**WHAT YOU NEED TO DO**: Read the lines below. Copy out any that hold the string "Month".

**LISTED RECORDS**:
+ + + + + + +
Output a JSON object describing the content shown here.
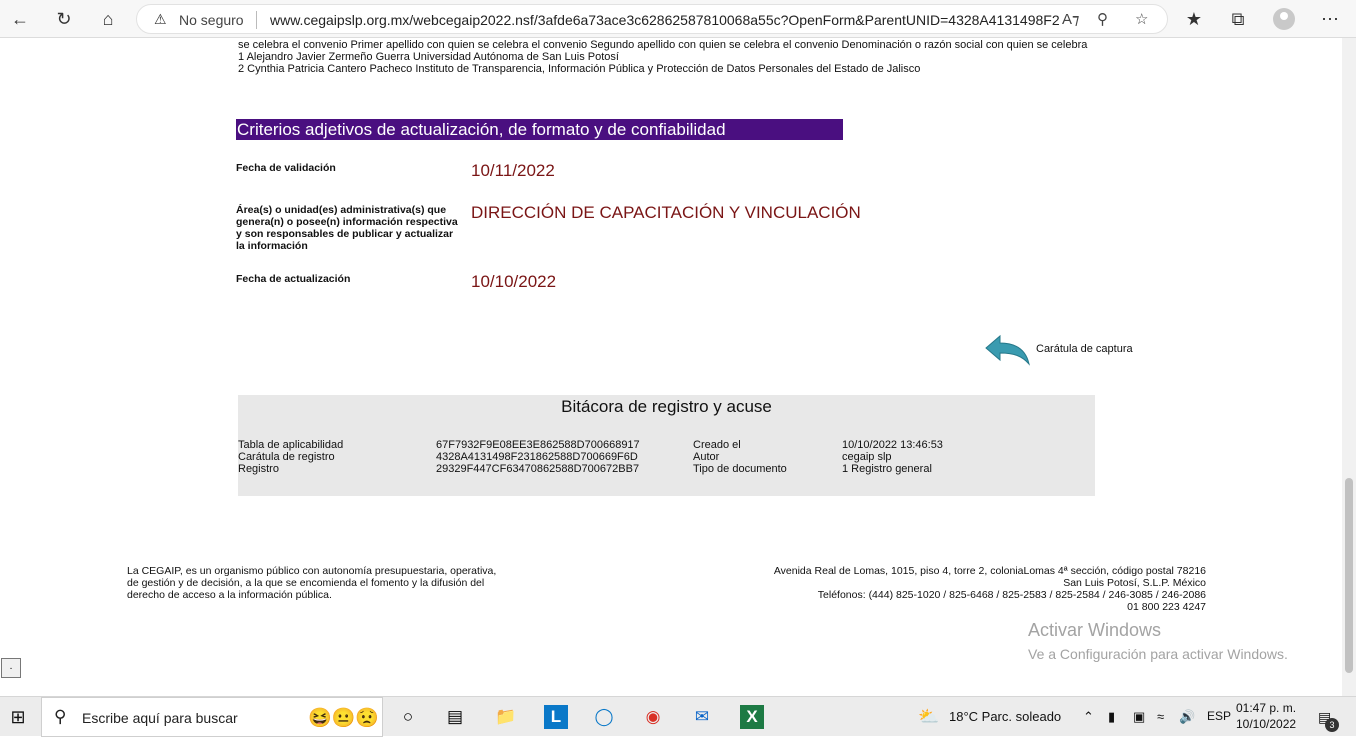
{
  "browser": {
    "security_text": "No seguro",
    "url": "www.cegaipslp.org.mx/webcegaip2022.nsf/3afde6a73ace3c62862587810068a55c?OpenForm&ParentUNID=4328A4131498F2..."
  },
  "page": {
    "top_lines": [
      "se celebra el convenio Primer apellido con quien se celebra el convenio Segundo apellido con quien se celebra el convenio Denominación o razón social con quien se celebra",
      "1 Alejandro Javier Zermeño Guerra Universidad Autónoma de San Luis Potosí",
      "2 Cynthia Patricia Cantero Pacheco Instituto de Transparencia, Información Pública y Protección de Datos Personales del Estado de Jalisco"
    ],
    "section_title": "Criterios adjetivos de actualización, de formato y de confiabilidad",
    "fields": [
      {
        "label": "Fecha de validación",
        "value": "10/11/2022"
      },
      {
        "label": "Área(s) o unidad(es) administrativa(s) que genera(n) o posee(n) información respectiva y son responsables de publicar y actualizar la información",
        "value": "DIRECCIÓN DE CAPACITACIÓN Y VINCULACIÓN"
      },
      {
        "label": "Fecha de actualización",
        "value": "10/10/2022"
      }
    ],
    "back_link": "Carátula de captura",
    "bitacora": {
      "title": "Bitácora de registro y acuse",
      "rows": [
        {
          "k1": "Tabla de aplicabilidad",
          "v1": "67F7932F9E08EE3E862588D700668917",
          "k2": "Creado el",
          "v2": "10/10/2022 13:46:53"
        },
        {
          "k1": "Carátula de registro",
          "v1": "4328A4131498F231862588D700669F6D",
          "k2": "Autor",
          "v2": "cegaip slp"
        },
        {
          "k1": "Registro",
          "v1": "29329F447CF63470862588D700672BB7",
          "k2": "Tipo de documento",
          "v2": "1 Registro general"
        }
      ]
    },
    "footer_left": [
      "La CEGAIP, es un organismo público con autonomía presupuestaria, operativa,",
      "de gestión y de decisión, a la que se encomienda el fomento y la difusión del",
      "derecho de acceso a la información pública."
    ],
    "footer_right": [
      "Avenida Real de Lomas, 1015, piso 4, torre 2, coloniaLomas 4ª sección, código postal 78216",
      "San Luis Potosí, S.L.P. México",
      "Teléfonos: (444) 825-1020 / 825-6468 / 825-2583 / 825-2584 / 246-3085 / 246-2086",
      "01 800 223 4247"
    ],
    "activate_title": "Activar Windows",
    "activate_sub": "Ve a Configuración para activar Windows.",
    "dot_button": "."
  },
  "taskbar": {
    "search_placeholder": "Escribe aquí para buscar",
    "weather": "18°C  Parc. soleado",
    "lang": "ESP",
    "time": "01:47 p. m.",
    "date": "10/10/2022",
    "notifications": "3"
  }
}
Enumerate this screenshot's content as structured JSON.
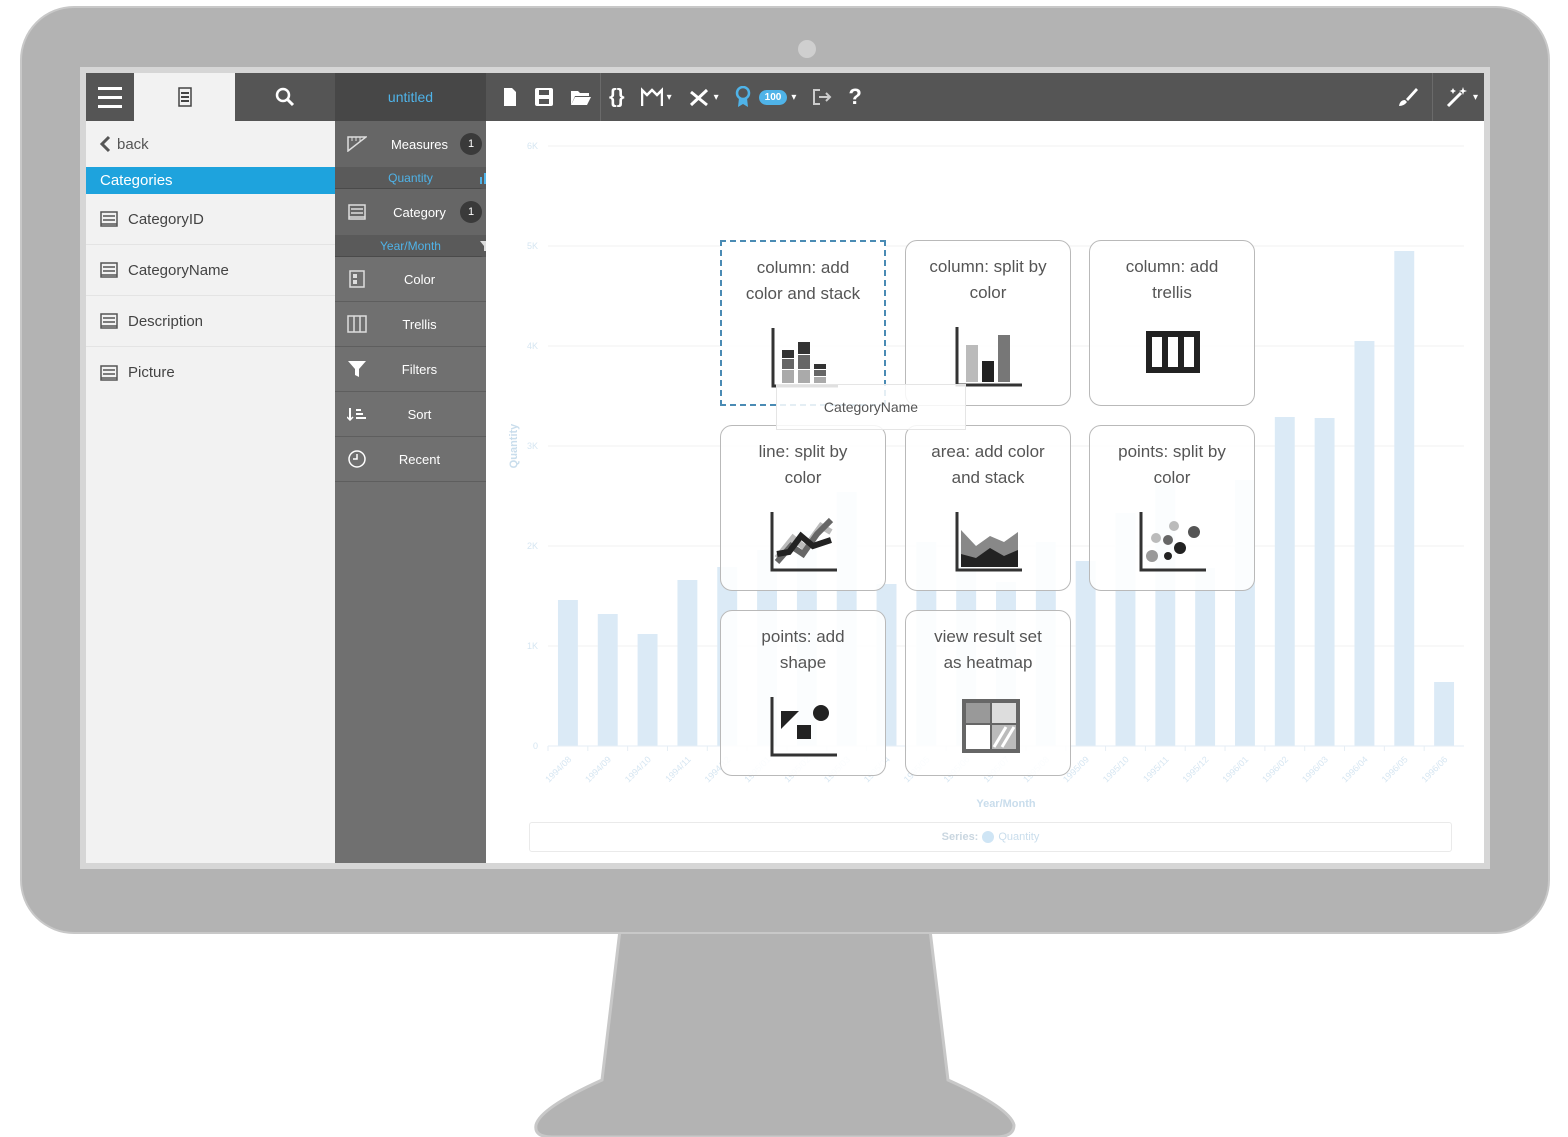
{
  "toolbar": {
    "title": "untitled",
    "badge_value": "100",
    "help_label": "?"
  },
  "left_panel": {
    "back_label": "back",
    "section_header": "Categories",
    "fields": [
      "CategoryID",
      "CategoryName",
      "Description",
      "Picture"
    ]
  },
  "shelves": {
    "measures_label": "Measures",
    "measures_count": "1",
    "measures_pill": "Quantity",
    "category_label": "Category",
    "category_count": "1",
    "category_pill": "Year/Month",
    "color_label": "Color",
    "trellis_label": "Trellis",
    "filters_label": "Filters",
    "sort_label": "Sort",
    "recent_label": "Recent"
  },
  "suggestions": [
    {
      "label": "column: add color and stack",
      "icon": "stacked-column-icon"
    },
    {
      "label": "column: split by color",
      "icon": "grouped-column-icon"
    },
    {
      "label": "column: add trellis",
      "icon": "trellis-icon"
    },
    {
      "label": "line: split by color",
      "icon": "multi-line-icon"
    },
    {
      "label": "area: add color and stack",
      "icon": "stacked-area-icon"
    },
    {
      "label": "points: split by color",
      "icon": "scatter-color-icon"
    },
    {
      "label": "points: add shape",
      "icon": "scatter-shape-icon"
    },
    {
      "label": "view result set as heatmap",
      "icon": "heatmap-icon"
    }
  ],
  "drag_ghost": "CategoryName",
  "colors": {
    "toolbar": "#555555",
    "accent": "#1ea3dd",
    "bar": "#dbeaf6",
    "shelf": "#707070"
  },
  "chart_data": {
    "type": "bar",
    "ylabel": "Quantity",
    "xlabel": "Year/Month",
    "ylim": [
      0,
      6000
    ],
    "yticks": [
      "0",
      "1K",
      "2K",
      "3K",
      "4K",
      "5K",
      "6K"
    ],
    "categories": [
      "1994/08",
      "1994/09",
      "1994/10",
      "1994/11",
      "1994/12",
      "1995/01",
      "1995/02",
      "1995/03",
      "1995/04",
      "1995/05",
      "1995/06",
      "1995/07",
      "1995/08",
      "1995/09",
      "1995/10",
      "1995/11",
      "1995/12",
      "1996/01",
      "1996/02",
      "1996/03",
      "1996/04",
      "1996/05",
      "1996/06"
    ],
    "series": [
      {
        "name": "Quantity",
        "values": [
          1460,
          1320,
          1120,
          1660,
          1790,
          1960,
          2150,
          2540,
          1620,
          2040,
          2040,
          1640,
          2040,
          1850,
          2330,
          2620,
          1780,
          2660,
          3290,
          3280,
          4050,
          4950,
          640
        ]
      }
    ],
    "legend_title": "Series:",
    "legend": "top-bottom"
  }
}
+ + + + + + +
**OUTPUT FOR THIS TASK**:
    "category_pill": "Year/Month",
    "xlabel": "Year/Month",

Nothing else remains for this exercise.